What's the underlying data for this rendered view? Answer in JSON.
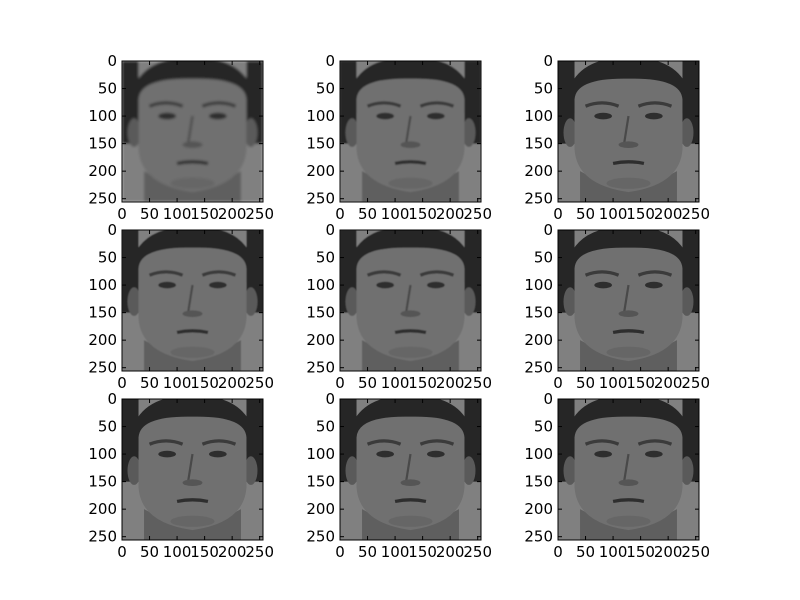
{
  "chart_data": {
    "type": "image_grid",
    "rows": 3,
    "cols": 3,
    "axis": {
      "xlim": [
        0,
        256
      ],
      "ylim": [
        256,
        0
      ],
      "xticks": [
        0,
        50,
        100,
        150,
        200,
        250
      ],
      "yticks": [
        0,
        50,
        100,
        150,
        200,
        250
      ]
    },
    "panels": [
      {
        "content": "grayscale face",
        "detail": "very coarse / blocky"
      },
      {
        "content": "grayscale face",
        "detail": "coarse"
      },
      {
        "content": "grayscale face",
        "detail": "fine"
      },
      {
        "content": "grayscale face",
        "detail": "medium"
      },
      {
        "content": "grayscale face",
        "detail": "medium"
      },
      {
        "content": "grayscale face",
        "detail": "fine"
      },
      {
        "content": "grayscale face",
        "detail": "fine"
      },
      {
        "content": "grayscale face",
        "detail": "fine"
      },
      {
        "content": "grayscale face",
        "detail": "fine"
      }
    ],
    "colors": {
      "background": "#8a8a8a",
      "face": "#6f6f6f",
      "hair": "#262626",
      "frame": "#000000"
    }
  }
}
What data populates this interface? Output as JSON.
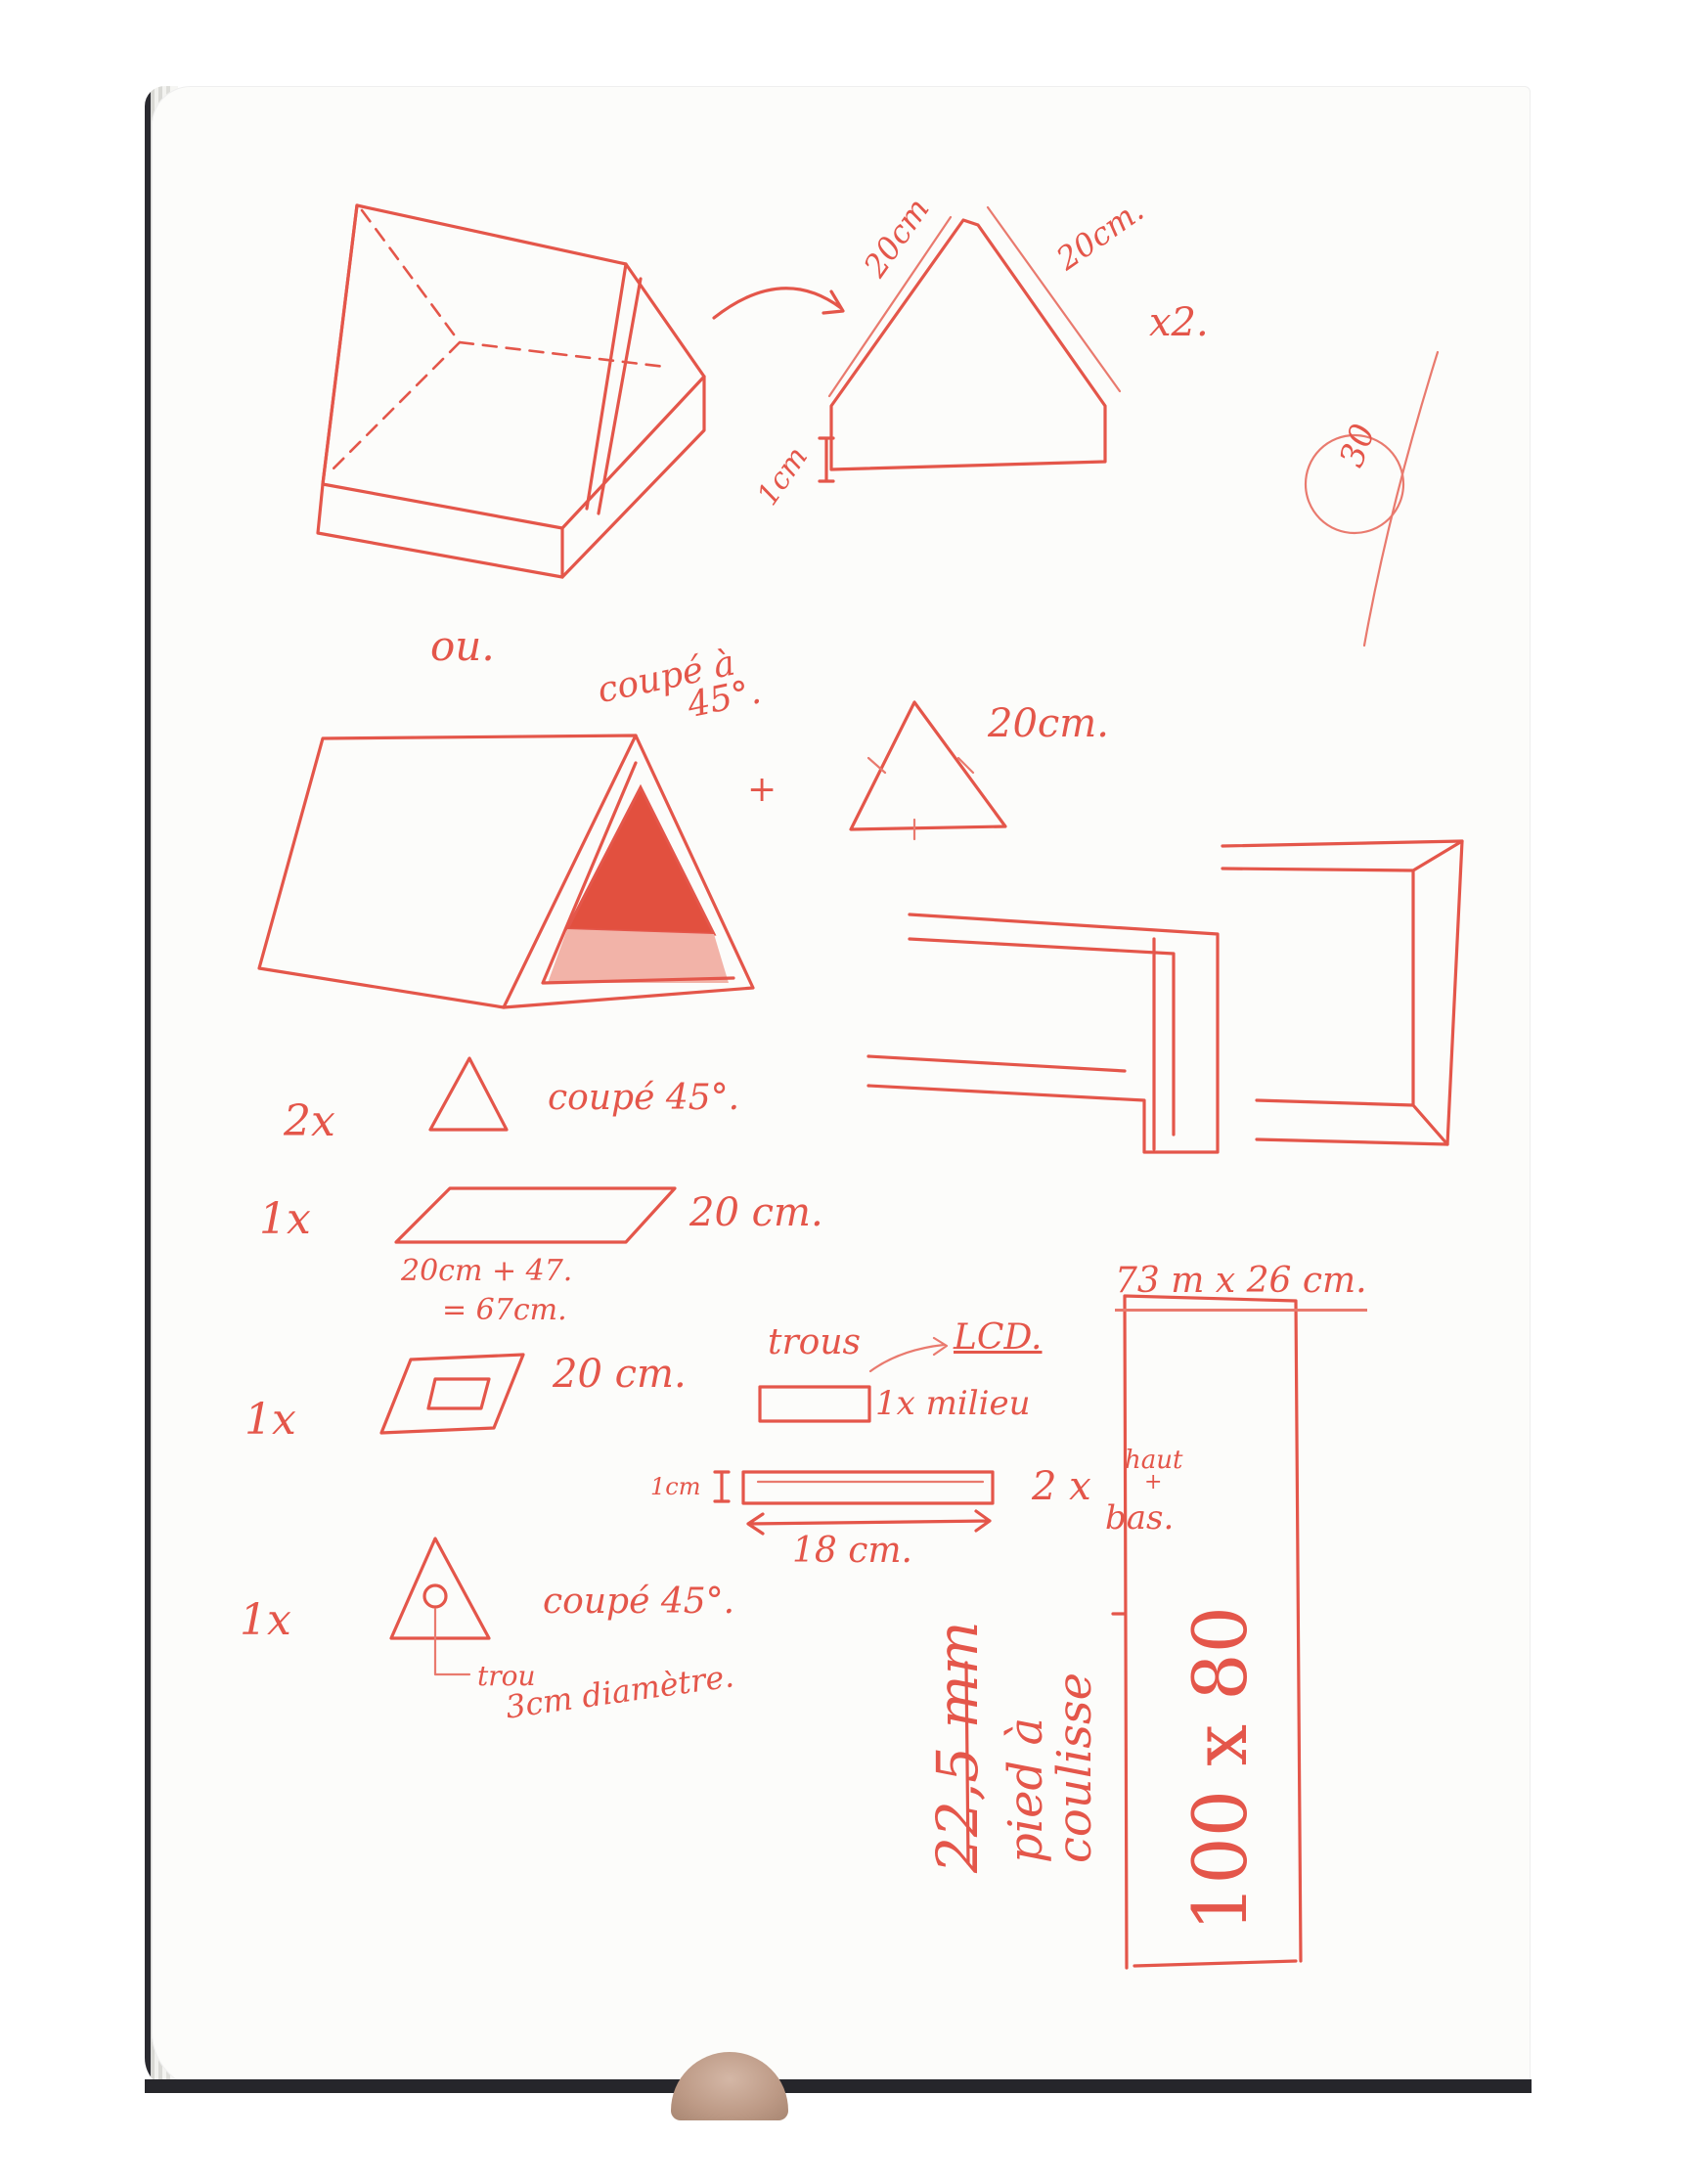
{
  "notes": {
    "ou": "ou.",
    "side_a": "20cm",
    "side_b": "20cm.",
    "times_two": "x2.",
    "height_1cm": "1cm",
    "margin_note": "30",
    "cut_45_top": "coupé à",
    "cut_45_top_deg": "45°.",
    "plus": "+",
    "tri_20cm": "20cm.",
    "row1_qty": "2x",
    "row1_desc": "coupé 45°.",
    "row2_qty": "1x",
    "row2_dim": "20 cm.",
    "row2_calc1": "20cm + 47.",
    "row2_calc2": "= 67cm.",
    "total": "73 m x 26 cm.",
    "row3_qty": "1x",
    "row3_dim": "20 cm.",
    "trous": "trous",
    "lcd": "LCD.",
    "milieu": "1x milieu",
    "slat_height": "1cm",
    "slat_qty": "2 x",
    "haut": "haut",
    "haut_plus": "+",
    "bas": "bas.",
    "slat_len": "18 cm.",
    "row4_qty": "1x",
    "row4_desc": "coupé 45°.",
    "trou": "trou",
    "diametre": "3cm diamètre.",
    "mm": "22,5 mm",
    "pied": "pied à",
    "coulisse": "coulisse",
    "board": "100 x 80"
  },
  "colors": {
    "ink": "#e4564a",
    "ink_light": "#e97a6e",
    "fill_dark": "#e2503f",
    "fill_light": "#f2b3a8",
    "paper": "#fcfcfa"
  }
}
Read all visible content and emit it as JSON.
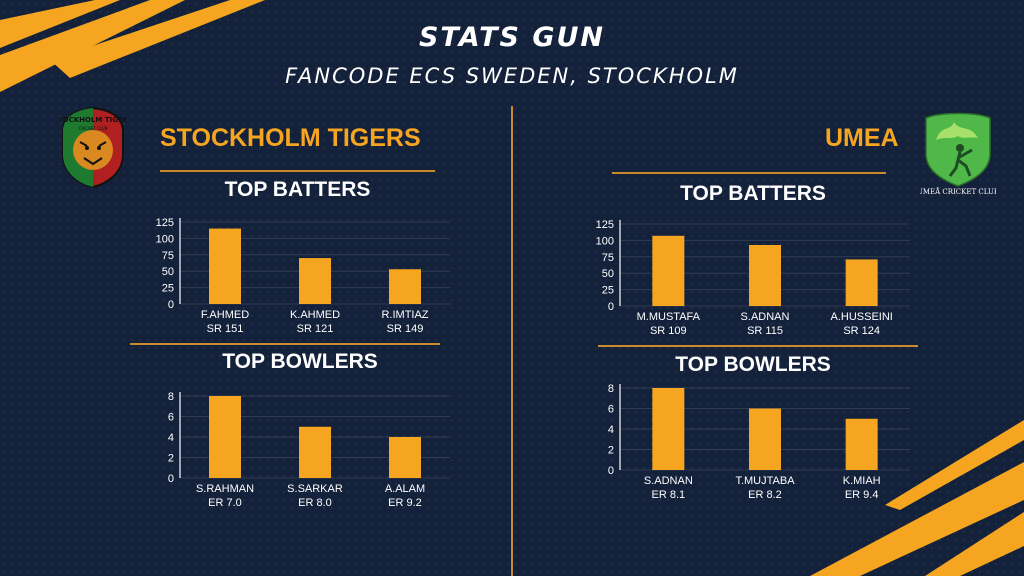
{
  "header": {
    "title": "STATS GUN",
    "subtitle": "FANCODE ECS SWEDEN, STOCKHOLM"
  },
  "colors": {
    "accent": "#f6a520",
    "background": "#13213a",
    "rule": "#c98a2a"
  },
  "teams": [
    {
      "name": "STOCKHOLM TIGERS",
      "logo_text": "STOCKHOLM TIGERS",
      "logo_subtext": "CRICKET CLUB",
      "batters_title": "TOP BATTERS",
      "bowlers_title": "TOP BOWLERS"
    },
    {
      "name": "UMEA",
      "logo_text": "UMEÅ CRICKET CLUB",
      "batters_title": "TOP BATTERS",
      "bowlers_title": "TOP BOWLERS"
    }
  ],
  "chart_data": [
    {
      "type": "bar",
      "title": "TOP BATTERS",
      "categories": [
        "F.AHMED",
        "K.AHMED",
        "R.IMTIAZ"
      ],
      "sublabels": [
        "SR 151",
        "SR 121",
        "SR 149"
      ],
      "values": [
        115,
        70,
        53
      ],
      "yticks": [
        0,
        25,
        50,
        75,
        100,
        125
      ],
      "ylim": [
        0,
        125
      ],
      "grid": true
    },
    {
      "type": "bar",
      "title": "TOP BOWLERS",
      "categories": [
        "S.RAHMAN",
        "S.SARKAR",
        "A.ALAM"
      ],
      "sublabels": [
        "ER 7.0",
        "ER 8.0",
        "ER 9.2"
      ],
      "values": [
        8,
        5,
        4
      ],
      "yticks": [
        0,
        2,
        4,
        6,
        8
      ],
      "ylim": [
        0,
        8
      ],
      "grid": true
    },
    {
      "type": "bar",
      "title": "TOP BATTERS",
      "categories": [
        "M.MUSTAFA",
        "S.ADNAN",
        "A.HUSSEINI"
      ],
      "sublabels": [
        "SR 109",
        "SR 115",
        "SR 124"
      ],
      "values": [
        107,
        93,
        71
      ],
      "yticks": [
        0,
        25,
        50,
        75,
        100,
        125
      ],
      "ylim": [
        0,
        125
      ],
      "grid": true
    },
    {
      "type": "bar",
      "title": "TOP BOWLERS",
      "categories": [
        "S.ADNAN",
        "T.MUJTABA",
        "K.MIAH"
      ],
      "sublabels": [
        "ER 8.1",
        "ER 8.2",
        "ER 9.4"
      ],
      "values": [
        8,
        6,
        5
      ],
      "yticks": [
        0,
        2,
        4,
        6,
        8
      ],
      "ylim": [
        0,
        8
      ],
      "grid": true
    }
  ]
}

════════

Transcribe the material as is, with images omitted.

What's the underlying data for this rendered view? Answer in JSON.
{
  "chart_data": {
    "type": "image_grid",
    "rows": 3,
    "cols": 3,
    "axis": {
      "xlim": [
        0,
        256
      ],
      "ylim": [
        256,
        0
      ],
      "xticks": [
        0,
        50,
        100,
        150,
        200,
        250
      ],
      "yticks": [
        0,
        50,
        100,
        150,
        200,
        250
      ]
    },
    "panels": [
      {
        "content": "grayscale face",
        "detail": "very coarse / blocky"
      },
      {
        "content": "grayscale face",
        "detail": "coarse"
      },
      {
        "content": "grayscale face",
        "detail": "fine"
      },
      {
        "content": "grayscale face",
        "detail": "medium"
      },
      {
        "content": "grayscale face",
        "detail": "medium"
      },
      {
        "content": "grayscale face",
        "detail": "fine"
      },
      {
        "content": "grayscale face",
        "detail": "fine"
      },
      {
        "content": "grayscale face",
        "detail": "fine"
      },
      {
        "content": "grayscale face",
        "detail": "fine"
      }
    ],
    "colors": {
      "background": "#8a8a8a",
      "face": "#6f6f6f",
      "hair": "#262626",
      "frame": "#000000"
    }
  }
}
What data populates this interface? Output as JSON.
{
  "notes": {
    "ou": "ou.",
    "side_a": "20cm",
    "side_b": "20cm.",
    "times_two": "x2.",
    "height_1cm": "1cm",
    "margin_note": "30",
    "cut_45_top": "coupé à",
    "cut_45_top_deg": "45°.",
    "plus": "+",
    "tri_20cm": "20cm.",
    "row1_qty": "2x",
    "row1_desc": "coupé 45°.",
    "row2_qty": "1x",
    "row2_dim": "20 cm.",
    "row2_calc1": "20cm + 47.",
    "row2_calc2": "= 67cm.",
    "total": "73 m x 26 cm.",
    "row3_qty": "1x",
    "row3_dim": "20 cm.",
    "trous": "trous",
    "lcd": "LCD.",
    "milieu": "1x milieu",
    "slat_height": "1cm",
    "slat_qty": "2 x",
    "haut": "haut",
    "haut_plus": "+",
    "bas": "bas.",
    "slat_len": "18 cm.",
    "row4_qty": "1x",
    "row4_desc": "coupé 45°.",
    "trou": "trou",
    "diametre": "3cm diamètre.",
    "mm": "22,5 mm",
    "pied": "pied à",
    "coulisse": "coulisse",
    "board": "100 x 80"
  },
  "colors": {
    "ink": "#e4564a",
    "ink_light": "#e97a6e",
    "fill_dark": "#e2503f",
    "fill_light": "#f2b3a8",
    "paper": "#fcfcfa"
  }
}
Read all visible content and emit it as JSON.
{
  "header": {
    "title": "STATS GUN",
    "subtitle": "FANCODE ECS SWEDEN, STOCKHOLM"
  },
  "colors": {
    "accent": "#f6a520",
    "background": "#13213a",
    "rule": "#c98a2a"
  },
  "teams": [
    {
      "name": "STOCKHOLM TIGERS",
      "logo_text": "STOCKHOLM TIGERS",
      "logo_subtext": "CRICKET CLUB",
      "batters_title": "TOP BATTERS",
      "bowlers_title": "TOP BOWLERS"
    },
    {
      "name": "UMEA",
      "logo_text": "UMEÅ CRICKET CLUB",
      "batters_title": "TOP BATTERS",
      "bowlers_title": "TOP BOWLERS"
    }
  ],
  "chart_data": [
    {
      "type": "bar",
      "title": "TOP BATTERS",
      "categories": [
        "F.AHMED",
        "K.AHMED",
        "R.IMTIAZ"
      ],
      "sublabels": [
        "SR 151",
        "SR 121",
        "SR 149"
      ],
      "values": [
        115,
        70,
        53
      ],
      "yticks": [
        0,
        25,
        50,
        75,
        100,
        125
      ],
      "ylim": [
        0,
        125
      ],
      "grid": true
    },
    {
      "type": "bar",
      "title": "TOP BOWLERS",
      "categories": [
        "S.RAHMAN",
        "S.SARKAR",
        "A.ALAM"
      ],
      "sublabels": [
        "ER 7.0",
        "ER 8.0",
        "ER 9.2"
      ],
      "values": [
        8,
        5,
        4
      ],
      "yticks": [
        0,
        2,
        4,
        6,
        8
      ],
      "ylim": [
        0,
        8
      ],
      "grid": true
    },
    {
      "type": "bar",
      "title": "TOP BATTERS",
      "categories": [
        "M.MUSTAFA",
        "S.ADNAN",
        "A.HUSSEINI"
      ],
      "sublabels": [
        "SR 109",
        "SR 115",
        "SR 124"
      ],
      "values": [
        107,
        93,
        71
      ],
      "yticks": [
        0,
        25,
        50,
        75,
        100,
        125
      ],
      "ylim": [
        0,
        125
      ],
      "grid": true
    },
    {
      "type": "bar",
      "title": "TOP BOWLERS",
      "categories": [
        "S.ADNAN",
        "T.MUJTABA",
        "K.MIAH"
      ],
      "sublabels": [
        "ER 8.1",
        "ER 8.2",
        "ER 9.4"
      ],
      "values": [
        8,
        6,
        5
      ],
      "yticks": [
        0,
        2,
        4,
        6,
        8
      ],
      "ylim": [
        0,
        8
      ],
      "grid": true
    }
  ]
}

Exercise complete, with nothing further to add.